● **Problem statement**: Copy every line of the entries that includes the word "Clear".

◆ ◆ ◆ ◆ ◆ ◆ ◆

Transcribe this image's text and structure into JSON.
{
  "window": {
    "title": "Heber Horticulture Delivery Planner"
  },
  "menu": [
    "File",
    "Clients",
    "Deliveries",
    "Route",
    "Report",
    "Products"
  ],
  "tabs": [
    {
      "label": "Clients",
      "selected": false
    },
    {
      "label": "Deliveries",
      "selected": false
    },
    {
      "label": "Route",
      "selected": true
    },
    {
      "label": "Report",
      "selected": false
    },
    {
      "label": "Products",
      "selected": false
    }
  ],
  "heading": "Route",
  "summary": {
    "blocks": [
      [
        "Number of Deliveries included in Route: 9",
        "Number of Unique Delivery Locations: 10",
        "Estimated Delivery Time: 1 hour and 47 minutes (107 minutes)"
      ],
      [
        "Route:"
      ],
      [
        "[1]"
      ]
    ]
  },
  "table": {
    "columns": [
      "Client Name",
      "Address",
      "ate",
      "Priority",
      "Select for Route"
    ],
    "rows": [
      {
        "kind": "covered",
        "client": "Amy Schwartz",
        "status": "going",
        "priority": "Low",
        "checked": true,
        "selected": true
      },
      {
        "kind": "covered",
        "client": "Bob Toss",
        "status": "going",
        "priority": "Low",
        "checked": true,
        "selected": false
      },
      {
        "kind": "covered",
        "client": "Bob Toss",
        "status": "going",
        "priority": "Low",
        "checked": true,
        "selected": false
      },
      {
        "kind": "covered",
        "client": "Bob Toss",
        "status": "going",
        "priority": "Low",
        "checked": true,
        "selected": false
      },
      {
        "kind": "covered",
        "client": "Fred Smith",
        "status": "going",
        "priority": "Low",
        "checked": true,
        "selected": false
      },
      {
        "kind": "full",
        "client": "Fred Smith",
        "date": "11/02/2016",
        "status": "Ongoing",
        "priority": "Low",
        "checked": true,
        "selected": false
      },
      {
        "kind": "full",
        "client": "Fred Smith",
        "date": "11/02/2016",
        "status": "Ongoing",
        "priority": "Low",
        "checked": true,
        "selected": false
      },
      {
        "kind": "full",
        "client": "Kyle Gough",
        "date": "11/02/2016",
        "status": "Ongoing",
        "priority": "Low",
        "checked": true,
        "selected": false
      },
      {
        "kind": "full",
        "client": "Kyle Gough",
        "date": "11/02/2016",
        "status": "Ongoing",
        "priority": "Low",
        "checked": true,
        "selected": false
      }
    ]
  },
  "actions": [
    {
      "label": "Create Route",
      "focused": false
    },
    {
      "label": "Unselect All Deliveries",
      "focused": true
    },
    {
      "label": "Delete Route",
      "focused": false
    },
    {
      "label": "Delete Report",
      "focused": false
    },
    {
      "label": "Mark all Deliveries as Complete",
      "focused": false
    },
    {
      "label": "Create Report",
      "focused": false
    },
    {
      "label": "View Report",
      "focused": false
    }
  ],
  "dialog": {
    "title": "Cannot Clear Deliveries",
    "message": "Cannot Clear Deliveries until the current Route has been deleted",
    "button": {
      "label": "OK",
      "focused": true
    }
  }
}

◆ ◆ ◆ ◆ ◆ ◆ ◆

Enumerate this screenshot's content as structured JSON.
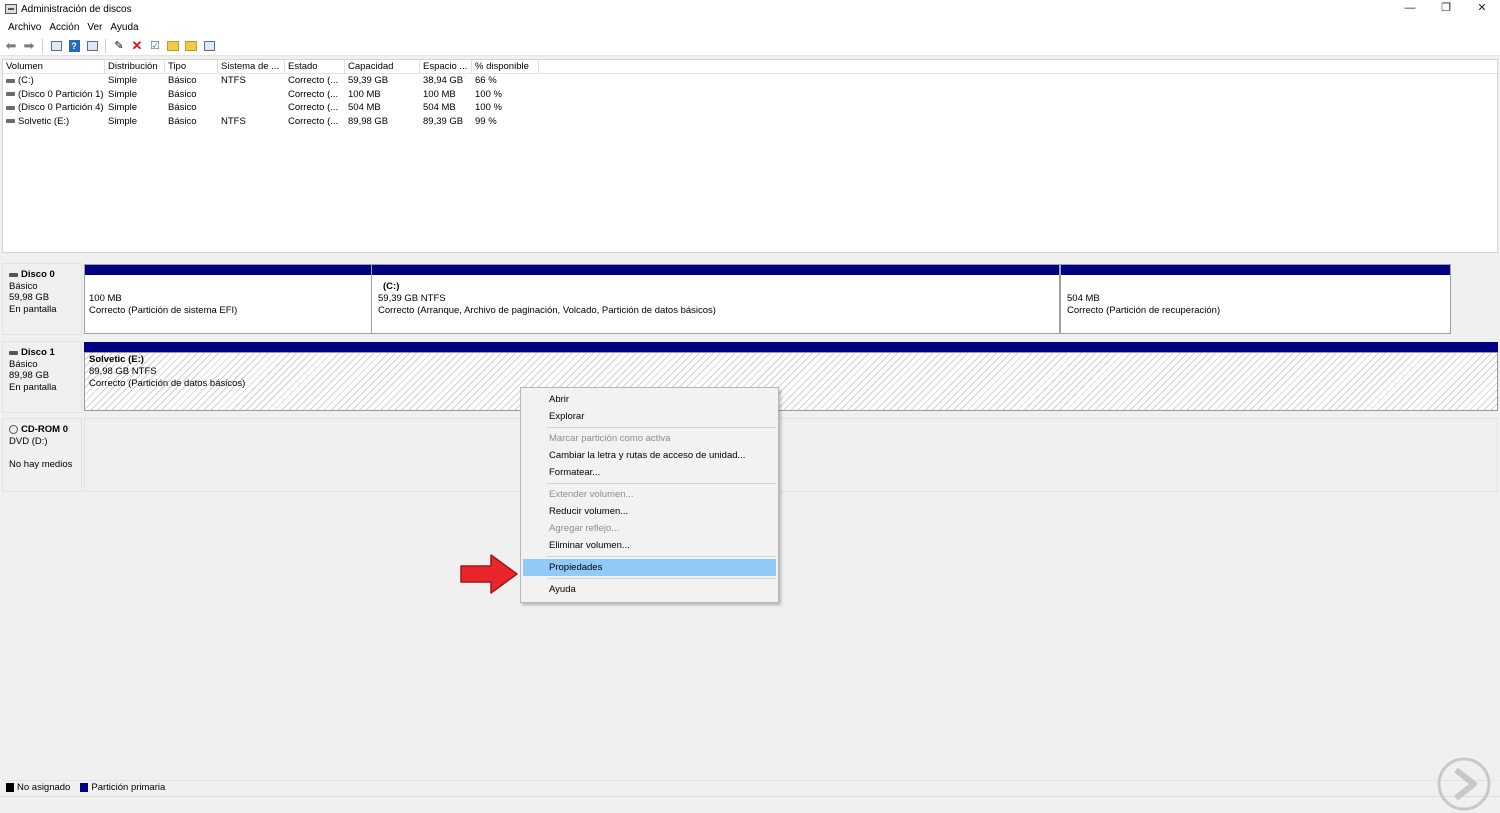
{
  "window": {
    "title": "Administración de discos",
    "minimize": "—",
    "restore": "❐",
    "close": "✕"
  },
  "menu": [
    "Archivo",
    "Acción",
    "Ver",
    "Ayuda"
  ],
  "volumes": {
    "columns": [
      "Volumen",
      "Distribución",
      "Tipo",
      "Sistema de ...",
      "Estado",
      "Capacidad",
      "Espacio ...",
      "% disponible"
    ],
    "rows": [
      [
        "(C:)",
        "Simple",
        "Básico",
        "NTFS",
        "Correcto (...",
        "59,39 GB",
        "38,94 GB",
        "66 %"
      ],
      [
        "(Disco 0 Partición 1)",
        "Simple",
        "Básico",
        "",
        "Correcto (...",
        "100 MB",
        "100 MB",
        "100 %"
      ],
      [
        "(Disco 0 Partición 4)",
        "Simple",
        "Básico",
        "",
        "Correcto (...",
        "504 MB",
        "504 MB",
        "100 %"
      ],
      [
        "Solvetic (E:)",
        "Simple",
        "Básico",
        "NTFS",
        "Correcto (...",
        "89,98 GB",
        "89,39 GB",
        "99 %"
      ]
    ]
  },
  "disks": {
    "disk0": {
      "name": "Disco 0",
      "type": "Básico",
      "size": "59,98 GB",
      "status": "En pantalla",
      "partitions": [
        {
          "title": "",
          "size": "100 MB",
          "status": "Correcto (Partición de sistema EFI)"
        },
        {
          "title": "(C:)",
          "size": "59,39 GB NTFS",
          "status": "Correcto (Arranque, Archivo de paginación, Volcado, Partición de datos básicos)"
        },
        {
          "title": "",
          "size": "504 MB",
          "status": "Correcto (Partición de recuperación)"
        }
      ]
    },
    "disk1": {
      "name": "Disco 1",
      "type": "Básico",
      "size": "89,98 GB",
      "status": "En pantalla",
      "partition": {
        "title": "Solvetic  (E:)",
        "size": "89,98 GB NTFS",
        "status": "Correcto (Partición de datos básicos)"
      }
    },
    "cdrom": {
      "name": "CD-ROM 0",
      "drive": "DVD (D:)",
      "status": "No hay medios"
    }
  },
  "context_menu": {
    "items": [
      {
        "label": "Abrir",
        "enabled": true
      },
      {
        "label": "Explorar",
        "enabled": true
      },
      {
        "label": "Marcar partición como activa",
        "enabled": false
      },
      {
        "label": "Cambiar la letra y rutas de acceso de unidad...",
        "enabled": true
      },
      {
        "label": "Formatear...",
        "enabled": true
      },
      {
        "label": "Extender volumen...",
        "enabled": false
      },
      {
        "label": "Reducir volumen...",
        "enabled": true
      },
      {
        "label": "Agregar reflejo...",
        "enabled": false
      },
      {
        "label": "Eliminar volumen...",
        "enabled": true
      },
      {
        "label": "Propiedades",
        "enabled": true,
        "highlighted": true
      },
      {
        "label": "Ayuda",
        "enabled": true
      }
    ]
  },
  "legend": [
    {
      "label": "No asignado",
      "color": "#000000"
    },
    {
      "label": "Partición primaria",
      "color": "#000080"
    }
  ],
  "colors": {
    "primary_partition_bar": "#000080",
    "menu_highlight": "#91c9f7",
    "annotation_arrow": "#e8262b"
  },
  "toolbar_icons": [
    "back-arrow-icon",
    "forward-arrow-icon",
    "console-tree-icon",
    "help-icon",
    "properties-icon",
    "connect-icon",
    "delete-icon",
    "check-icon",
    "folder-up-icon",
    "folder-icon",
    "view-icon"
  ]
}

◆ ◆ ◆ ◆ ◆ ◆ ◆

● **The response**:
    "title": "Cannot Clear Deliveries",
    "message": "Cannot Clear Deliveries until the current Route has been deleted",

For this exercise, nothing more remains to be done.